» **What this task involves**: Reproduce every record below exactly as it appears.

» **Available records**:
************

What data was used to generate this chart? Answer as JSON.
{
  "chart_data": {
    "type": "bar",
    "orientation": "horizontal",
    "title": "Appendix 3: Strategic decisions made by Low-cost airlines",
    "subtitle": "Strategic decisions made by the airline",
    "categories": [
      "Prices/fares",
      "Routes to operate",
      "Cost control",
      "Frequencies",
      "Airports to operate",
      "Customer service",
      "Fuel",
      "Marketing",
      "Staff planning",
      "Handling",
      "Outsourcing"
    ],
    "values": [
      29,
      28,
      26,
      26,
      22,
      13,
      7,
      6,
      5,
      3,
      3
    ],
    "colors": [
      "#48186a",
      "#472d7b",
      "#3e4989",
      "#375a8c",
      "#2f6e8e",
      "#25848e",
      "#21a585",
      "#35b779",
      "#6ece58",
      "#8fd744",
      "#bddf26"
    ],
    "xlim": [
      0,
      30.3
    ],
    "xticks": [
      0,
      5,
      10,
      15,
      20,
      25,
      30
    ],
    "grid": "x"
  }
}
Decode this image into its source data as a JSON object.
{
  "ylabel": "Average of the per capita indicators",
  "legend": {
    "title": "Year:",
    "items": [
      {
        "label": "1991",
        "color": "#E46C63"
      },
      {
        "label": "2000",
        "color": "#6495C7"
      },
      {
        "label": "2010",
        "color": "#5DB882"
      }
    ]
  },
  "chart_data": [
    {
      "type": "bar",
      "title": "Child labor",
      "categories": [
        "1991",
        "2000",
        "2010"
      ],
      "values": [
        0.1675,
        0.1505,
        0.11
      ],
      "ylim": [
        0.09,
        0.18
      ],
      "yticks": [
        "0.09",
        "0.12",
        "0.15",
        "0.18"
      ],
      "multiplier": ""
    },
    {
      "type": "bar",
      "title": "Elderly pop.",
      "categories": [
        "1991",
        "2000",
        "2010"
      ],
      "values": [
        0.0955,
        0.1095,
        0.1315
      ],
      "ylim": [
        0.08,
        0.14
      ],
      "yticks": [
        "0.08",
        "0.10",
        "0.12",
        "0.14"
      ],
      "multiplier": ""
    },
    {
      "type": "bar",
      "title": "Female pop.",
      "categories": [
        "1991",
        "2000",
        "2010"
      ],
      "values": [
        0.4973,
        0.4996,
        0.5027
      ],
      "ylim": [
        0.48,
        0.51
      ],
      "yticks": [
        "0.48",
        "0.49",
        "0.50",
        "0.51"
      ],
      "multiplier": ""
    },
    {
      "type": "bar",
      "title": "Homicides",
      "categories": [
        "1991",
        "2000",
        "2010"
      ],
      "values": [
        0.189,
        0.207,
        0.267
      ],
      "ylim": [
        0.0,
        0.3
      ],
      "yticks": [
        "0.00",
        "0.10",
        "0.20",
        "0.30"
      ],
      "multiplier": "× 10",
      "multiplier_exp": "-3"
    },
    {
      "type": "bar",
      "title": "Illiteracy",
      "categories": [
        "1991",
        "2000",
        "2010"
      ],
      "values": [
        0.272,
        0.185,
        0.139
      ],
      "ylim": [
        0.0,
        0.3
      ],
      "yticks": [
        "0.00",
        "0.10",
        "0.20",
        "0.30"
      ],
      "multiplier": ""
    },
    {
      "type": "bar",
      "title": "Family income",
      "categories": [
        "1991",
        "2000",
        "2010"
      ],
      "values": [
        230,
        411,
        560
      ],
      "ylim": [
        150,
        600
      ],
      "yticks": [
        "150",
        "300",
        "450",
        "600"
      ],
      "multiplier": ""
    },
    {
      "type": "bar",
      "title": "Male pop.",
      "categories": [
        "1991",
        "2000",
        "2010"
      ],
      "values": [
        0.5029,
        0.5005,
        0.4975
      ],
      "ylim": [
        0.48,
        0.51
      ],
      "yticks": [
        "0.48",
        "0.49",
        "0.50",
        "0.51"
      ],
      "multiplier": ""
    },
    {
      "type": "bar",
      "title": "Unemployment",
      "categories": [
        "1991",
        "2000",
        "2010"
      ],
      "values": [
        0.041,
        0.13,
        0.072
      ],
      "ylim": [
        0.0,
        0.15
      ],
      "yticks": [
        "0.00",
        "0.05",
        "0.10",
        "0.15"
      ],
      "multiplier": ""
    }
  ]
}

************

» **Full answer**:
What data was used to generate this chart? Answer as JSON.
{
  "chart_data": {
    "type": "bar",
    "orientation": "horizontal",
    "title": "Appendix 3: Strategic decisions made by Low-cost airlines",
    "subtitle": "Strategic decisions made by the airline",
    "categories": [
      "Prices/fares",
      "Routes to operate",
      "Cost control",
      "Frequencies",
      "Airports to operate",
      "Customer service",
      "Fuel",
      "Marketing",
      "Staff planning",
      "Handling",
      "Outsourcing"
    ],
    "values": [
      29,
      28,
      26,
      26,
      22,
      13,
      7,
      6,
      5,
      3,
      3
    ],
    "colors": [
      "#48186a",
      "#472d7b",
      "#3e4989",
      "#375a8c",
      "#2f6e8e",
      "#25848e",
      "#21a585",
      "#35b779",
      "#6ece58",
      "#8fd744",
      "#bddf26"
    ],
    "xlim": [
      0,
      30.3
    ],
    "xticks": [
      0,
      5,
      10,
      15,
      20,
      25,
      30
    ],
    "grid": "x"
  }
}
Decode this image into its source data as a JSON object.
{
  "ylabel": "Average of the per capita indicators",
  "legend": {
    "title": "Year:",
    "items": [
      {
        "label": "1991",
        "color": "#E46C63"
      },
      {
        "label": "2000",
        "color": "#6495C7"
      },
      {
        "label": "2010",
        "color": "#5DB882"
      }
    ]
  },
  "chart_data": [
    {
      "type": "bar",
      "title": "Child labor",
      "categories": [
        "1991",
        "2000",
        "2010"
      ],
      "values": [
        0.1675,
        0.1505,
        0.11
      ],
      "ylim": [
        0.09,
        0.18
      ],
      "yticks": [
        "0.09",
        "0.12",
        "0.15",
        "0.18"
      ],
      "multiplier": ""
    },
    {
      "type": "bar",
      "title": "Elderly pop.",
      "categories": [
        "1991",
        "2000",
        "2010"
      ],
      "values": [
        0.0955,
        0.1095,
        0.1315
      ],
      "ylim": [
        0.08,
        0.14
      ],
      "yticks": [
        "0.08",
        "0.10",
        "0.12",
        "0.14"
      ],
      "multiplier": ""
    },
    {
      "type": "bar",
      "title": "Female pop.",
      "categories": [
        "1991",
        "2000",
        "2010"
      ],
      "values": [
        0.4973,
        0.4996,
        0.5027
      ],
      "ylim": [
        0.48,
        0.51
      ],
      "yticks": [
        "0.48",
        "0.49",
        "0.50",
        "0.51"
      ],
      "multiplier": ""
    },
    {
      "type": "bar",
      "title": "Homicides",
      "categories": [
        "1991",
        "2000",
        "2010"
      ],
      "values": [
        0.189,
        0.207,
        0.267
      ],
      "ylim": [
        0.0,
        0.3
      ],
      "yticks": [
        "0.00",
        "0.10",
        "0.20",
        "0.30"
      ],
      "multiplier": "× 10",
      "multiplier_exp": "-3"
    },
    {
      "type": "bar",
      "title": "Illiteracy",
      "categories": [
        "1991",
        "2000",
        "2010"
      ],
      "values": [
        0.272,
        0.185,
        0.139
      ],
      "ylim": [
        0.0,
        0.3
      ],
      "yticks": [
        "0.00",
        "0.10",
        "0.20",
        "0.30"
      ],
      "multiplier": ""
    },
    {
      "type": "bar",
      "title": "Family income",
      "categories": [
        "1991",
        "2000",
        "2010"
      ],
      "values": [
        230,
        411,
        560
      ],
      "ylim": [
        150,
        600
      ],
      "yticks": [
        "150",
        "300",
        "450",
        "600"
      ],
      "multiplier": ""
    },
    {
      "type": "bar",
      "title": "Male pop.",
      "categories": [
        "1991",
        "2000",
        "2010"
      ],
      "values": [
        0.5029,
        0.5005,
        0.4975
      ],
      "ylim": [
        0.48,
        0.51
      ],
      "yticks": [
        "0.48",
        "0.49",
        "0.50",
        "0.51"
      ],
      "multiplier": ""
    },
    {
      "type": "bar",
      "title": "Unemployment",
      "categories": [
        "1991",
        "2000",
        "2010"
      ],
      "values": [
        0.041,
        0.13,
        0.072
      ],
      "ylim": [
        0.0,
        0.15
      ],
      "yticks": [
        "0.00",
        "0.05",
        "0.10",
        "0.15"
      ],
      "multiplier": ""
    }
  ]
}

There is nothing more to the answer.